GIVEN PROBLEM » Word for word, retype every entry in the listing.

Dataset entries
(begin)
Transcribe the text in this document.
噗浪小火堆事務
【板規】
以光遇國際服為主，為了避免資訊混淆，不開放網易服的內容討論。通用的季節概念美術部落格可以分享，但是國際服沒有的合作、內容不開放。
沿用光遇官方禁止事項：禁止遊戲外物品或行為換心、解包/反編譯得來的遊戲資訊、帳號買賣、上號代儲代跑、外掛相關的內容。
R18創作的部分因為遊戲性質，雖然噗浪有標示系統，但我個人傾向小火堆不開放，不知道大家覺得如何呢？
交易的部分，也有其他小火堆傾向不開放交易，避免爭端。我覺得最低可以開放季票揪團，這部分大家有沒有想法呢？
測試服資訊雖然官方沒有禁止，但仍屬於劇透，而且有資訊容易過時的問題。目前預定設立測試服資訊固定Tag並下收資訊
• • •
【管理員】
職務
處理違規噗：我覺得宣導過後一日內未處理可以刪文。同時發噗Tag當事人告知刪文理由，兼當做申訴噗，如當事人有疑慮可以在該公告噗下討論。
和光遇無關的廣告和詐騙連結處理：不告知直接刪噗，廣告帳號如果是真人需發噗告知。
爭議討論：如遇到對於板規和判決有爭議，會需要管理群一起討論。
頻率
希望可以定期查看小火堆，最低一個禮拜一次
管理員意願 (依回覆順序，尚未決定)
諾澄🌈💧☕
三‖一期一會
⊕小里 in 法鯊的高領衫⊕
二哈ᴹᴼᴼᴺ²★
(end)
RESPONSE »
Transcribe the text in this document.
噗浪小火堆事務
【板規】
以光遇國際服為主，為了避免資訊混淆，不開放網易服的內容討論。通用的季節概念美術部落格可以分享，但是國際服沒有的合作、內容不開放。
沿用光遇官方禁止事項：禁止遊戲外物品或行為換心、解包/反編譯得來的遊戲資訊、帳號買賣、上號代儲代跑、外掛相關的內容。
R18創作的部分因為遊戲性質，雖然噗浪有標示系統，但我個人傾向小火堆不開放，不知道大家覺得如何呢？
交易的部分，也有其他小火堆傾向不開放交易，避免爭端。我覺得最低可以開放季票揪團，這部分大家有沒有想法呢？
測試服資訊雖然官方沒有禁止，但仍屬於劇透，而且有資訊容易過時的問題。目前預定設立測試服資訊固定Tag並下收資訊
• • •
【管理員】
職務
處理違規噗：我覺得宣導過後一日內未處理可以刪文。同時發噗Tag當事人告知刪文理由，兼當做申訴噗，如當事人有疑慮可以在該公告噗下討論。
和光遇無關的廣告和詐騙連結處理：不告知直接刪噗，廣告帳號如果是真人需發噗告知。
爭議討論：如遇到對於板規和判決有爭議，會需要管理群一起討論。
頻率
希望可以定期查看小火堆，最低一個禮拜一次
管理員意願 (依回覆順序，尚未決定)
諾澄🌈💧☕
三‖一期一會
⊕小里 in 法鯊的高領衫⊕
二哈ᴹᴼᴼᴺ²★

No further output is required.